### Required task
In this exercise, reproduce all the entries that follow exactly.

(Dataset entries on figures)

▶

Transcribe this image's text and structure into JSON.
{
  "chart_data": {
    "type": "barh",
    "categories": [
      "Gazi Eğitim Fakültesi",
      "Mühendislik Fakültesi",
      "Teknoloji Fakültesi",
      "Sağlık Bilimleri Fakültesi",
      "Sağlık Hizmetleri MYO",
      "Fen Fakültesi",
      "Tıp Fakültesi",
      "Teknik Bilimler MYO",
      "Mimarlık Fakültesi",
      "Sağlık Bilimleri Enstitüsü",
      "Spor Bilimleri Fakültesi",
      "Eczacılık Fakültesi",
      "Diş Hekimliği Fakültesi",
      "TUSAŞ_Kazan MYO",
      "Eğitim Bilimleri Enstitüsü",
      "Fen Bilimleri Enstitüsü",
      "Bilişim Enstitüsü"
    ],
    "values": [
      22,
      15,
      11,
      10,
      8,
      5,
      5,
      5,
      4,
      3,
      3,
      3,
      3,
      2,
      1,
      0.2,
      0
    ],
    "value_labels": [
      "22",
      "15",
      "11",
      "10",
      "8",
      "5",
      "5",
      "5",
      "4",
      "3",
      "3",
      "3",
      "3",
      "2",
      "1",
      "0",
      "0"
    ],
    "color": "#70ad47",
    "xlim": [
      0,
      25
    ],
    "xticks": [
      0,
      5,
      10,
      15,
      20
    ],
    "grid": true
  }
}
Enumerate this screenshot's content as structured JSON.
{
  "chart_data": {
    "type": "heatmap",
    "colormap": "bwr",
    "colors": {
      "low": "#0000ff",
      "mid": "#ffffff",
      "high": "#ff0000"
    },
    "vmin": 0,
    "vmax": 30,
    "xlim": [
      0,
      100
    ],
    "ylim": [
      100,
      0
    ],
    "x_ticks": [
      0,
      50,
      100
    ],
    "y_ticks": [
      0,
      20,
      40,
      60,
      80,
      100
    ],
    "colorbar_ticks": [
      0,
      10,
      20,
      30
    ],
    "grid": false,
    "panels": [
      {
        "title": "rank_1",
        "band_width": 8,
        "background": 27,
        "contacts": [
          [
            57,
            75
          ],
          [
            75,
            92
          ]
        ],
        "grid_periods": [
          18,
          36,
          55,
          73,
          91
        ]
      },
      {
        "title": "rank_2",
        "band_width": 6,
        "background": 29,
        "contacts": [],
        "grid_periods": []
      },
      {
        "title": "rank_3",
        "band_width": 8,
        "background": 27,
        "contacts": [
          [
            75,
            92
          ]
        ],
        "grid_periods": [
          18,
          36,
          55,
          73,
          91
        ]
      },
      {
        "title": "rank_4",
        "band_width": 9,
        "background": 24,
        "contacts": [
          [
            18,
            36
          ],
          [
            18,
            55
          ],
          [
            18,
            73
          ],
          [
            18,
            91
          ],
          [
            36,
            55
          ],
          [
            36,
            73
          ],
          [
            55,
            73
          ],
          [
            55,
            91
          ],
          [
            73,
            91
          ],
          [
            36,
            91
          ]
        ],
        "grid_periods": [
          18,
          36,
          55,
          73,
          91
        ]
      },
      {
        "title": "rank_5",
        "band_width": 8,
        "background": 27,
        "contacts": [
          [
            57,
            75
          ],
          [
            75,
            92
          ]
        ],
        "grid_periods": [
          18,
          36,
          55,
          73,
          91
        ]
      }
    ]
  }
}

◀

### Task solution
Transcribe this image's text and structure into JSON.
{
  "chart_data": {
    "type": "barh",
    "categories": [
      "Gazi Eğitim Fakültesi",
      "Mühendislik Fakültesi",
      "Teknoloji Fakültesi",
      "Sağlık Bilimleri Fakültesi",
      "Sağlık Hizmetleri MYO",
      "Fen Fakültesi",
      "Tıp Fakültesi",
      "Teknik Bilimler MYO",
      "Mimarlık Fakültesi",
      "Sağlık Bilimleri Enstitüsü",
      "Spor Bilimleri Fakültesi",
      "Eczacılık Fakültesi",
      "Diş Hekimliği Fakültesi",
      "TUSAŞ_Kazan MYO",
      "Eğitim Bilimleri Enstitüsü",
      "Fen Bilimleri Enstitüsü",
      "Bilişim Enstitüsü"
    ],
    "values": [
      22,
      15,
      11,
      10,
      8,
      5,
      5,
      5,
      4,
      3,
      3,
      3,
      3,
      2,
      1,
      0.2,
      0
    ],
    "value_labels": [
      "22",
      "15",
      "11",
      "10",
      "8",
      "5",
      "5",
      "5",
      "4",
      "3",
      "3",
      "3",
      "3",
      "2",
      "1",
      "0",
      "0"
    ],
    "color": "#70ad47",
    "xlim": [
      0,
      25
    ],
    "xticks": [
      0,
      5,
      10,
      15,
      20
    ],
    "grid": true
  }
}
Enumerate this screenshot's content as structured JSON.
{
  "chart_data": {
    "type": "heatmap",
    "colormap": "bwr",
    "colors": {
      "low": "#0000ff",
      "mid": "#ffffff",
      "high": "#ff0000"
    },
    "vmin": 0,
    "vmax": 30,
    "xlim": [
      0,
      100
    ],
    "ylim": [
      100,
      0
    ],
    "x_ticks": [
      0,
      50,
      100
    ],
    "y_ticks": [
      0,
      20,
      40,
      60,
      80,
      100
    ],
    "colorbar_ticks": [
      0,
      10,
      20,
      30
    ],
    "grid": false,
    "panels": [
      {
        "title": "rank_1",
        "band_width": 8,
        "background": 27,
        "contacts": [
          [
            57,
            75
          ],
          [
            75,
            92
          ]
        ],
        "grid_periods": [
          18,
          36,
          55,
          73,
          91
        ]
      },
      {
        "title": "rank_2",
        "band_width": 6,
        "background": 29,
        "contacts": [],
        "grid_periods": []
      },
      {
        "title": "rank_3",
        "band_width": 8,
        "background": 27,
        "contacts": [
          [
            75,
            92
          ]
        ],
        "grid_periods": [
          18,
          36,
          55,
          73,
          91
        ]
      },
      {
        "title": "rank_4",
        "band_width": 9,
        "background": 24,
        "contacts": [
          [
            18,
            36
          ],
          [
            18,
            55
          ],
          [
            18,
            73
          ],
          [
            18,
            91
          ],
          [
            36,
            55
          ],
          [
            36,
            73
          ],
          [
            55,
            73
          ],
          [
            55,
            91
          ],
          [
            73,
            91
          ],
          [
            36,
            91
          ]
        ],
        "grid_periods": [
          18,
          36,
          55,
          73,
          91
        ]
      },
      {
        "title": "rank_5",
        "band_width": 8,
        "background": 27,
        "contacts": [
          [
            57,
            75
          ],
          [
            75,
            92
          ]
        ],
        "grid_periods": [
          18,
          36,
          55,
          73,
          91
        ]
      }
    ]
  }
}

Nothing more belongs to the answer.